*GIVEN TEXT*:
####################
Sunday, October 4, 2015

TODAY

As they say, "life goes on."  You think, maybe wish, it won;t. But as much as you hurt, it becomes
very real and must be delth with.  I have had a wonderful response from this painting.  I like to think it may help others in pain,  I am thankful I had the ability to let my hurt out this way

Will is still positive.  I still love him with all my heart and I know it won't stay this way. But I intend to enjoy every minute I have with him now.  He lives with his two children and several cats.  He loves canoeing and taking walks and watching Nascar on TV.  I am thankful he was part of my life as long as possible.  I was always amazed at how smart he is..even now he is slower, and can't add, but he is in our life.

This was the only painting I had done this year.  Now I am preparing for an "Open Studio" function
on Oct. 10, so I've been doing a few small pieces.
####################
*SUPPLIED RECORDS*:
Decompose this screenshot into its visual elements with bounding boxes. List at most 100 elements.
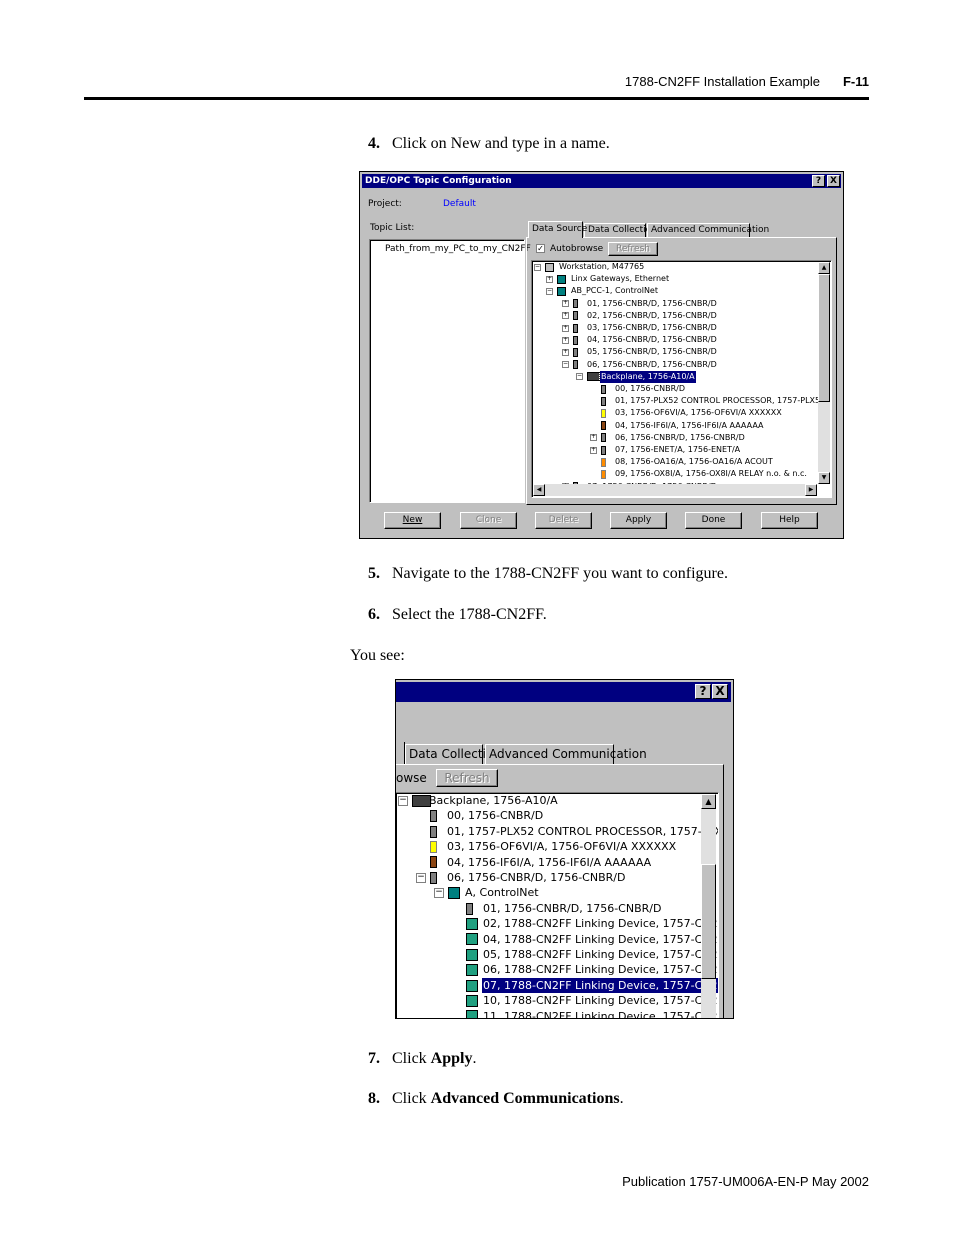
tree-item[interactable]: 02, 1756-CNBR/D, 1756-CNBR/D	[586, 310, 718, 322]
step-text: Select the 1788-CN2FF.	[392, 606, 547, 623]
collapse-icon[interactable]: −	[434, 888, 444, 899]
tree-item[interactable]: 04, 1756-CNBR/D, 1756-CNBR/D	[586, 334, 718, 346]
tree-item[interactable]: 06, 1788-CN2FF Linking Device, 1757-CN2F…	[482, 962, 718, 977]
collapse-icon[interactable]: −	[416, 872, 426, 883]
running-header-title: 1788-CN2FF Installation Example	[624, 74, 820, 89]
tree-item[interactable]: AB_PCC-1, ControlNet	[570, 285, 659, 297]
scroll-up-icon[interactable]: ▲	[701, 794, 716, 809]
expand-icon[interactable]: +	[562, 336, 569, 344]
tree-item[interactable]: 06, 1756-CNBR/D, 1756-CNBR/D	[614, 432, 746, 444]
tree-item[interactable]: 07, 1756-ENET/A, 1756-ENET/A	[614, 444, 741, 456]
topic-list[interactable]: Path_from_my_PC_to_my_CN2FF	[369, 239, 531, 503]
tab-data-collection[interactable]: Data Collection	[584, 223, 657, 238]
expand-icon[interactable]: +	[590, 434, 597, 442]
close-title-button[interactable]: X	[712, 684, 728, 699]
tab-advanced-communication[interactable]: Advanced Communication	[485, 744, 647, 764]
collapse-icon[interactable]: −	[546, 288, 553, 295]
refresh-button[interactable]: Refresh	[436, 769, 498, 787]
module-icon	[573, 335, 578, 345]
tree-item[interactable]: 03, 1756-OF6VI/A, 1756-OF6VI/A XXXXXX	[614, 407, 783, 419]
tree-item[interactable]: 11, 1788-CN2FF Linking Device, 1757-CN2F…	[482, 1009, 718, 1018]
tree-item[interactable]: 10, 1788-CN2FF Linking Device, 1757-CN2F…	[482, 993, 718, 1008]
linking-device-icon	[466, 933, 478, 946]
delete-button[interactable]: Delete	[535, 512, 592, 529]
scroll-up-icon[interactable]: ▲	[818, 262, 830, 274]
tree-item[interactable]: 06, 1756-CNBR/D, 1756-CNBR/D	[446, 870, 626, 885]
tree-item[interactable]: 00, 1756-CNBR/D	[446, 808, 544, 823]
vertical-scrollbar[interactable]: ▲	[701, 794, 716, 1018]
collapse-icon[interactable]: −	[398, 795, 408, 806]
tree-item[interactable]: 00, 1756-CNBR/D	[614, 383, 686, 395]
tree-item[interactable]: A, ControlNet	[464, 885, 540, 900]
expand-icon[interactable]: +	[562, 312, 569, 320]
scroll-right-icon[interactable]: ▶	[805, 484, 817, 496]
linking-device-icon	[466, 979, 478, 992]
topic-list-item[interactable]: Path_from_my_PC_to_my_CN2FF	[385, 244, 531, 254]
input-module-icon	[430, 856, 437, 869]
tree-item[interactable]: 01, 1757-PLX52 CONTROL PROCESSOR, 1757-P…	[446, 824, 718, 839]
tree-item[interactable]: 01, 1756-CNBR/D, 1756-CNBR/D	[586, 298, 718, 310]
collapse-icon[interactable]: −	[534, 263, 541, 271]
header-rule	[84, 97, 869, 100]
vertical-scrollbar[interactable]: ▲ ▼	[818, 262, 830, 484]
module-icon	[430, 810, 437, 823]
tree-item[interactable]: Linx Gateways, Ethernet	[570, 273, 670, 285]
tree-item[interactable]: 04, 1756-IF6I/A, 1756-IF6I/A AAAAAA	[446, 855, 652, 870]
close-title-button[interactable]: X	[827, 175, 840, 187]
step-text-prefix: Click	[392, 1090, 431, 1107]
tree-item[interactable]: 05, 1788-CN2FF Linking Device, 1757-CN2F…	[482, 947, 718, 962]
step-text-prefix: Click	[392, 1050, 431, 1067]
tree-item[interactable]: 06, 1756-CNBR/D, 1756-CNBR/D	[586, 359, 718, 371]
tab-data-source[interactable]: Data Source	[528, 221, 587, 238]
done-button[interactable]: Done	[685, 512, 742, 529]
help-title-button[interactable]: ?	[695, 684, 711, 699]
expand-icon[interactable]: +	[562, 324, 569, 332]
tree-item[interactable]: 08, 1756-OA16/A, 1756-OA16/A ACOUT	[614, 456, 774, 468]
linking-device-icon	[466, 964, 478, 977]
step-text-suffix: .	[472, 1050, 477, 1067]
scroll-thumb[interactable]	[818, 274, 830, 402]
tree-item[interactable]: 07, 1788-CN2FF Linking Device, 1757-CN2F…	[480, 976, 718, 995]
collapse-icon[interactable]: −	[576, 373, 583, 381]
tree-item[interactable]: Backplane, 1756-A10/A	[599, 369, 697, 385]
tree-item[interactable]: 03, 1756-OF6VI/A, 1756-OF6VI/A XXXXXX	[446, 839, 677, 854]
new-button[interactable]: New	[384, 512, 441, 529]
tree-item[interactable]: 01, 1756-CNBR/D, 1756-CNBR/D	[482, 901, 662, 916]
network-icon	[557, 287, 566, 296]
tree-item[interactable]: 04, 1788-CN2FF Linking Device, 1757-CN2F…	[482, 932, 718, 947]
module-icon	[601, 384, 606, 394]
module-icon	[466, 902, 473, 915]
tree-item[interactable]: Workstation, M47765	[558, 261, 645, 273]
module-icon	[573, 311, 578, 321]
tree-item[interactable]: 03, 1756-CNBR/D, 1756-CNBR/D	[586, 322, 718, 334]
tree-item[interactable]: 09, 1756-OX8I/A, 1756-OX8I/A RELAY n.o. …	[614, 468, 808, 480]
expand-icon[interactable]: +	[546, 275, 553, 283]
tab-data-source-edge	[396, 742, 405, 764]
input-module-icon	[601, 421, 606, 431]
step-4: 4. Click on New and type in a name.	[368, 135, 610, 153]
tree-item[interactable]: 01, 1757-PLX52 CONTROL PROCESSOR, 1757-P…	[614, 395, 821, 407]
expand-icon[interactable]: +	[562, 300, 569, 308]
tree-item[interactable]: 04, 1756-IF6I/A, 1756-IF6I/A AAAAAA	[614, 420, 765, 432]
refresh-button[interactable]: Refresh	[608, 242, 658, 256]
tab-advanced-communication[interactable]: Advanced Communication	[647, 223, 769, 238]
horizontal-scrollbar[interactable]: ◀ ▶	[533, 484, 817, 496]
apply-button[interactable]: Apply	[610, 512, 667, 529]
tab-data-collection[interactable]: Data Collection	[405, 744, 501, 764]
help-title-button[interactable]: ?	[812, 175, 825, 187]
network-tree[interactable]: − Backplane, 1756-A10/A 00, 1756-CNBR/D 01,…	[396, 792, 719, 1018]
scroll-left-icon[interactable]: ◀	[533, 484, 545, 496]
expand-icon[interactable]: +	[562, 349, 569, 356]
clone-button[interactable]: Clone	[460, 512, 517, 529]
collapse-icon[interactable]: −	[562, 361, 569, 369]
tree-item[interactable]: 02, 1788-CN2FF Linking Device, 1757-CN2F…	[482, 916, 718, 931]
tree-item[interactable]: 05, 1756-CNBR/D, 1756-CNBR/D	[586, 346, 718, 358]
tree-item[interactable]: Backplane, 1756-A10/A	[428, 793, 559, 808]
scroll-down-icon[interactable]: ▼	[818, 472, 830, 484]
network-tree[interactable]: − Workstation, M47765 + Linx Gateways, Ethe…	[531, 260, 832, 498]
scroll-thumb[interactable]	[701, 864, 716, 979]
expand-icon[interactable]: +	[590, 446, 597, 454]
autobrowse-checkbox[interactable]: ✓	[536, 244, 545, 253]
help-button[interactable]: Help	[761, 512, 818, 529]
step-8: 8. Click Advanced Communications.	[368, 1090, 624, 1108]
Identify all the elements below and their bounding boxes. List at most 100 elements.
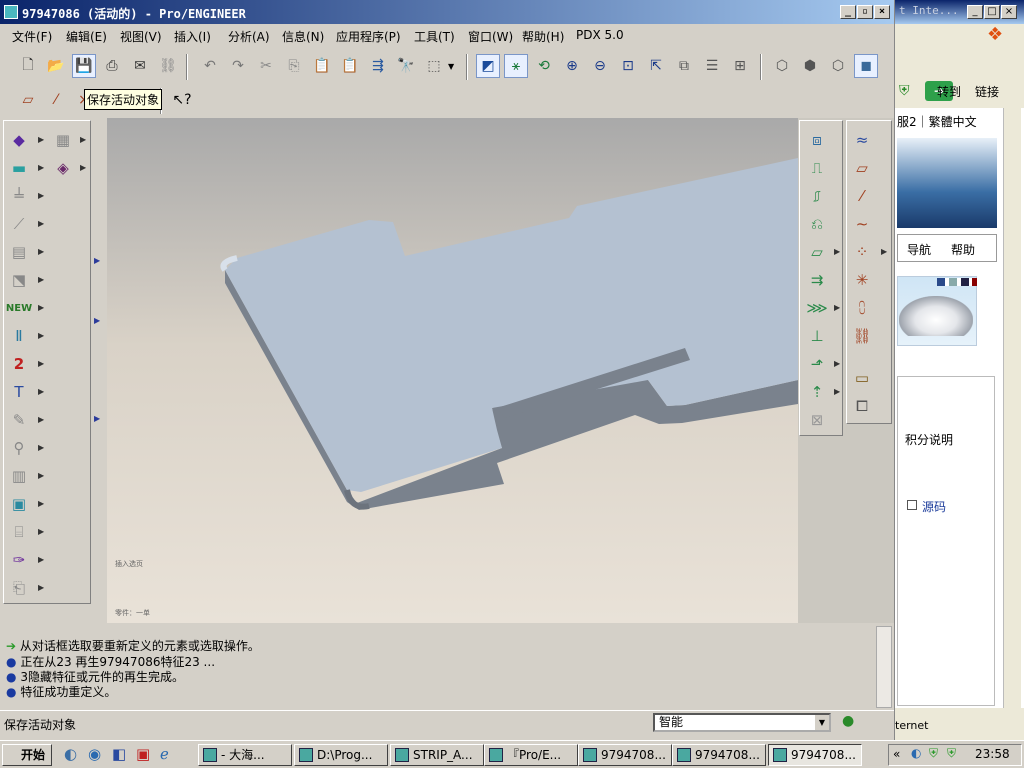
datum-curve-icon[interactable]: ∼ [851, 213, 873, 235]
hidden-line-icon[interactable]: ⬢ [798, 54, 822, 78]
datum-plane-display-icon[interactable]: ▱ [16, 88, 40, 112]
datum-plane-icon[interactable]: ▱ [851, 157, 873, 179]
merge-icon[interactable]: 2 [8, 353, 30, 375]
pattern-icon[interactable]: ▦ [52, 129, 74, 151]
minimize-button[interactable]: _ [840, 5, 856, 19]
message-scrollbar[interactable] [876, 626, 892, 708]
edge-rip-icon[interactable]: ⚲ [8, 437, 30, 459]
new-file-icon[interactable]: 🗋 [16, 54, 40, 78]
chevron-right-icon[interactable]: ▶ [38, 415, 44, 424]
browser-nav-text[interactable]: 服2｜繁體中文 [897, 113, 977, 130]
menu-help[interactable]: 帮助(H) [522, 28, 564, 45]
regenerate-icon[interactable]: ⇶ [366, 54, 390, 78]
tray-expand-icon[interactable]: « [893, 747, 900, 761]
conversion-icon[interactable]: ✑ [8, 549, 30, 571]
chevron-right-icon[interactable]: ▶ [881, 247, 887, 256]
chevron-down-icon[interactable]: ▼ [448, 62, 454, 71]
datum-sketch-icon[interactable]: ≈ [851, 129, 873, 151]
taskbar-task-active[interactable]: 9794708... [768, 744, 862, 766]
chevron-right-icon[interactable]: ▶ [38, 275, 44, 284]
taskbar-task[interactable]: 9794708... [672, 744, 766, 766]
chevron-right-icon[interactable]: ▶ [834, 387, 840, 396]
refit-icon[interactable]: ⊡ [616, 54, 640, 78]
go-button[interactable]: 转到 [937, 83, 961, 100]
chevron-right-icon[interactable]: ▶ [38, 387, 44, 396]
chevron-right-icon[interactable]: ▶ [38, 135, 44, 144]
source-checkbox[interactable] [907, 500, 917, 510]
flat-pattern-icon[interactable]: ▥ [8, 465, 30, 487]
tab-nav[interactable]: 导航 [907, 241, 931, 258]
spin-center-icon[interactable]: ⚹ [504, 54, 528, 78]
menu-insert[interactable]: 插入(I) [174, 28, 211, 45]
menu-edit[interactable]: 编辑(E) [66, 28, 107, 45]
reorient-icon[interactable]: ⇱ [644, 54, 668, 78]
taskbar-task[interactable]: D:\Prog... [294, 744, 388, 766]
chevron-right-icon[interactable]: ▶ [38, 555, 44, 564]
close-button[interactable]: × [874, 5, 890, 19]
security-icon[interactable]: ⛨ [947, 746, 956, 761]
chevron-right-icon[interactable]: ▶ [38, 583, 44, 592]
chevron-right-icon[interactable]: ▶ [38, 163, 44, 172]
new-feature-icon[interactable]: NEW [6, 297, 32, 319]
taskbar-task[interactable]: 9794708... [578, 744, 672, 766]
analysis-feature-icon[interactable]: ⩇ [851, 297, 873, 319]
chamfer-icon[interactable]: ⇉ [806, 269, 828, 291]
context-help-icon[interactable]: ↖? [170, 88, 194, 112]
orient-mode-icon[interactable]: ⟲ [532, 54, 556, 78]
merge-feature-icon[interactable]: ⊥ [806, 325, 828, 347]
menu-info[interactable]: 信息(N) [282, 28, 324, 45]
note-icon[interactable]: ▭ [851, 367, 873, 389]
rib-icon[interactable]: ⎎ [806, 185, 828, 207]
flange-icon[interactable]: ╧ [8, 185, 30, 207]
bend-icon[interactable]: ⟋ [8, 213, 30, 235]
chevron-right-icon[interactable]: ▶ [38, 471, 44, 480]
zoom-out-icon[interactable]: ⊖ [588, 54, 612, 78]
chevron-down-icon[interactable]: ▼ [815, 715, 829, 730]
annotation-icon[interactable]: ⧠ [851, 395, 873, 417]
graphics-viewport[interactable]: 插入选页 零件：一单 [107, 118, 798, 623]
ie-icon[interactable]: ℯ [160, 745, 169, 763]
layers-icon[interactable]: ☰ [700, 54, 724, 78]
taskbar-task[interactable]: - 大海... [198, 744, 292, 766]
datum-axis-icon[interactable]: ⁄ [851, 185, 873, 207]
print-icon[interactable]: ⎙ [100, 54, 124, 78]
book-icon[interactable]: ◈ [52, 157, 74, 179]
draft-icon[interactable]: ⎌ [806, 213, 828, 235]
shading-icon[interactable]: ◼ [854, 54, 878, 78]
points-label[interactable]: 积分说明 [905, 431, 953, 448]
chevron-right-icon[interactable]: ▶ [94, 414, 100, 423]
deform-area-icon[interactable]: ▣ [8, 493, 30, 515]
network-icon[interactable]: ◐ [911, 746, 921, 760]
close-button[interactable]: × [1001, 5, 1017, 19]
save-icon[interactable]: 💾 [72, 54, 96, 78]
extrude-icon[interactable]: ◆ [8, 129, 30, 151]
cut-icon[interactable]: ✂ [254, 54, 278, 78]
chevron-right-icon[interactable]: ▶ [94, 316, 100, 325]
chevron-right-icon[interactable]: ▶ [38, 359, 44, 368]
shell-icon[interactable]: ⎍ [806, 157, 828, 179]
####################
*GIVEN TASK 1*: List every activity that the post says Will loves.
*GIVEN TASK 2*: Reproduce the post word for word from "Sunday, October 4, 2015" to "in our life.".

*FULL SOLUTION 1*:
- Canoeing
- Taking walks
- Watching Nascar on TV

*FULL SOLUTION 2*:
Sunday, October 4, 2015

TODAY

As they say, "life goes on."  You think, maybe wish, it won;t. But as much as you hurt, it becomes
very real and must be delth with.  I have had a wonderful response from this painting.  I like to think it may help others in pain,  I am thankful I had the ability to let my hurt out this way

Will is still positive.  I still love him with all my heart and I know it won't stay this way. But I intend to enjoy every minute I have with him now.  He lives with his two children and several cats.  He loves canoeing and taking walks and watching Nascar on TV.  I am thankful he was part of my life as long as possible.  I was always amazed at how smart he is..even now he is slower, and can't add, but he is in our life.